[Records from a data source]
*** Block opens ***

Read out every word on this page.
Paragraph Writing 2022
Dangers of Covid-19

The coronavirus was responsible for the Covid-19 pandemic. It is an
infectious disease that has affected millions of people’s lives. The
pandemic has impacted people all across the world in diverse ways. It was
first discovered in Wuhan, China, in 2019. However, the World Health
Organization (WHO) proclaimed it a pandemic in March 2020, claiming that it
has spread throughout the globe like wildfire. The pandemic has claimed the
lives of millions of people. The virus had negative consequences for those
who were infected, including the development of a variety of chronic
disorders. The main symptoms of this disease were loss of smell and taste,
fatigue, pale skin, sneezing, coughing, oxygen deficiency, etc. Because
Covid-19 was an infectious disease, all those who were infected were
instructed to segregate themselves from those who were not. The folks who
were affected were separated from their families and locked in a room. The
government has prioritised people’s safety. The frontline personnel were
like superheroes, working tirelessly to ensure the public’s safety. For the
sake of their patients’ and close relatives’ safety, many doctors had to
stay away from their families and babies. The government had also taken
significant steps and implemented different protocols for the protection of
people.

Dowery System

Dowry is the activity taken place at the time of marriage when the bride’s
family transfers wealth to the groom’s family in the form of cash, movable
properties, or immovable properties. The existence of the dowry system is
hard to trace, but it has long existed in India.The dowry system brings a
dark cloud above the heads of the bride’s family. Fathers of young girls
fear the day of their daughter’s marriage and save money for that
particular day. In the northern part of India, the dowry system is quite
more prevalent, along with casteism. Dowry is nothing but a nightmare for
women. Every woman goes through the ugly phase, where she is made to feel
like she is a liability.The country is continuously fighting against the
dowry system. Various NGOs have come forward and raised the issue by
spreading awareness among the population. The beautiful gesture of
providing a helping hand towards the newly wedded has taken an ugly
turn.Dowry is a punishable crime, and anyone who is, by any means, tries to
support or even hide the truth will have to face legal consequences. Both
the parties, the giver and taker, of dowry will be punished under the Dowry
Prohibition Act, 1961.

*** Block closes ***

● **REQUIRED WORK**
Scan the data above for the string "lives" and copy each line where it appears.

● **SOLUTION FOR THIS TASK**
infectious disease that has affected millions of people’s lives. The
lives of millions of people. The virus had negative consequences for those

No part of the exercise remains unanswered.